Return the lines below exactly as they appear, starting from the line with "ad-nice-text: Nice job! xyxy=(44,862,125,881)" up to and including the line with "net-speed-value: 0 xyxy=(120,10,126,19)".

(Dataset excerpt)
-- begin --

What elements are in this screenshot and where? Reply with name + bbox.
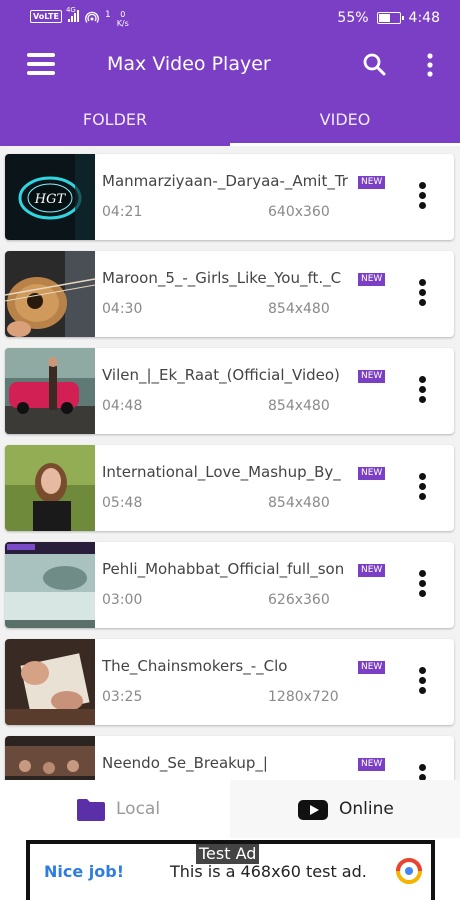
ad-nice-text: Nice job! xyxy=(44,862,125,881)
video-item[interactable]: Vilen_|_Ek_Raat_(Official_Video) NEW 04:… xyxy=(5,348,454,434)
new-badge: NEW xyxy=(358,273,386,286)
ad-choices-icon[interactable] xyxy=(396,858,422,884)
folder-icon xyxy=(77,799,105,821)
more-vert-icon[interactable] xyxy=(420,52,440,78)
video-duration: 04:48 xyxy=(102,398,143,414)
video-thumbnail: HGT xyxy=(5,154,95,240)
clock: 4:48 xyxy=(408,10,440,26)
signal-icon: 4G xyxy=(66,6,79,22)
video-resolution: 640x360 xyxy=(268,204,330,220)
new-badge: NEW xyxy=(358,564,386,577)
more-vert-icon[interactable] xyxy=(415,182,429,214)
video-thumbnail xyxy=(5,251,95,337)
video-item[interactable]: Pehli_Mohabbat_Official_full_son NEW 03:… xyxy=(5,542,454,628)
battery-fill xyxy=(378,14,390,22)
net-speed-value: 0 xyxy=(120,10,126,19)
data-count: 1 xyxy=(104,10,111,20)
status-left: VoLTE 4G 1 0 K/s xyxy=(30,6,129,28)
video-duration: 04:30 xyxy=(102,301,143,317)
ad-label: Test Ad xyxy=(196,844,260,864)
more-vert-icon[interactable] xyxy=(415,376,429,408)
more-vert-icon[interactable] xyxy=(415,279,429,311)
more-vert-icon[interactable] xyxy=(415,473,429,505)
youtube-icon xyxy=(298,800,328,820)
new-badge: NEW xyxy=(358,370,386,383)
video-resolution: 1280x720 xyxy=(268,689,339,705)
tab-bar: FOLDER VIDEO xyxy=(0,104,460,146)
video-thumbnail xyxy=(5,348,95,434)
network-type: 4G xyxy=(65,6,76,14)
new-badge: NEW xyxy=(358,176,386,189)
new-badge: NEW xyxy=(358,467,386,480)
more-vert-icon[interactable] xyxy=(415,667,429,699)
video-duration: 03:00 xyxy=(102,592,143,608)
video-list[interactable]: HGT Manmarziyaan-_Daryaa-_Amit_Tr NEW 04… xyxy=(0,146,460,780)
hotspot-icon xyxy=(85,11,99,23)
video-item[interactable]: The_Chainsmokers_-_Clo NEW 03:25 1280x72… xyxy=(5,639,454,725)
tab-folder[interactable]: FOLDER xyxy=(0,104,230,146)
video-item[interactable]: Neendo_Se_Breakup_| NEW xyxy=(5,736,454,780)
bottom-nav: Local Online xyxy=(0,780,460,838)
app-bar: Max Video Player FOLDER VIDEO xyxy=(0,36,460,146)
tab-video[interactable]: VIDEO xyxy=(230,104,460,146)
net-speed-unit: K/s xyxy=(116,19,129,28)
net-speed: 0 K/s xyxy=(117,10,129,28)
video-title: Vilen_|_Ek_Raat_(Official_Video) xyxy=(102,366,340,384)
battery-percent: 55% xyxy=(337,10,369,26)
video-resolution: 854x480 xyxy=(268,495,330,511)
nav-local-label: Local xyxy=(116,799,161,819)
menu-icon[interactable] xyxy=(27,53,55,77)
video-title: The_Chainsmokers_-_Clo xyxy=(102,657,288,675)
video-duration: 05:48 xyxy=(102,495,143,511)
status-right: 55% 4:48 xyxy=(337,10,440,26)
video-thumbnail xyxy=(5,639,95,725)
video-duration: 04:21 xyxy=(102,204,143,220)
video-resolution: 854x480 xyxy=(268,398,330,414)
more-vert-icon[interactable] xyxy=(415,570,429,602)
battery-icon xyxy=(376,12,404,24)
video-thumbnail xyxy=(5,542,95,628)
volte-indicator: VoLTE xyxy=(30,10,62,23)
nav-online-label: Online xyxy=(339,799,394,819)
video-title: Manmarziyaan-_Daryaa-_Amit_Tr xyxy=(102,172,348,190)
video-title: Neendo_Se_Breakup_| xyxy=(102,754,268,772)
new-badge: NEW xyxy=(358,661,386,674)
video-item[interactable]: International_Love_Mashup_By_ NEW 05:48 … xyxy=(5,445,454,531)
search-icon[interactable] xyxy=(362,52,386,76)
status-bar: VoLTE 4G 1 0 K/s 55% 4:48 xyxy=(0,0,460,36)
video-title: Maroon_5_-_Girls_Like_You_ft._C xyxy=(102,269,342,287)
app-title: Max Video Player xyxy=(107,53,271,75)
new-badge: NEW xyxy=(358,758,386,771)
video-thumbnail xyxy=(5,445,95,531)
video-item[interactable]: HGT Manmarziyaan-_Daryaa-_Amit_Tr NEW 04… xyxy=(5,154,454,240)
more-vert-icon[interactable] xyxy=(415,764,429,780)
video-item[interactable]: Maroon_5_-_Girls_Like_You_ft._C NEW 04:3… xyxy=(5,251,454,337)
video-title: International_Love_Mashup_By_ xyxy=(102,463,341,481)
nav-local[interactable]: Local xyxy=(0,780,230,838)
nav-online[interactable]: Online xyxy=(230,780,460,838)
video-duration: 03:25 xyxy=(102,689,143,705)
video-title: Pehli_Mohabbat_Official_full_son xyxy=(102,560,345,578)
thumbnail-logo-text: HGT xyxy=(34,192,67,207)
ad-text: This is a 468x60 test ad. xyxy=(170,862,367,881)
video-resolution: 626x360 xyxy=(268,592,330,608)
video-thumbnail xyxy=(5,736,95,780)
video-resolution: 854x480 xyxy=(268,301,330,317)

-- end --

#### Completed task
ad-nice-text: Nice job! xyxy=(44,862,125,881)
video-item[interactable]: Vilen_|_Ek_Raat_(Official_Video) NEW 04:… xyxy=(5,348,454,434)
new-badge: NEW xyxy=(358,273,386,286)
ad-choices-icon[interactable] xyxy=(396,858,422,884)
folder-icon xyxy=(77,799,105,821)
more-vert-icon[interactable] xyxy=(420,52,440,78)
video-duration: 04:48 xyxy=(102,398,143,414)
video-thumbnail: HGT xyxy=(5,154,95,240)
clock: 4:48 xyxy=(408,10,440,26)
signal-icon: 4G xyxy=(66,6,79,22)
video-resolution: 640x360 xyxy=(268,204,330,220)
new-badge: NEW xyxy=(358,564,386,577)
more-vert-icon[interactable] xyxy=(415,182,429,214)
video-thumbnail xyxy=(5,251,95,337)
video-item[interactable]: Pehli_Mohabbat_Official_full_son NEW 03:… xyxy=(5,542,454,628)
battery-fill xyxy=(378,14,390,22)
net-speed-value: 0 xyxy=(120,10,126,19)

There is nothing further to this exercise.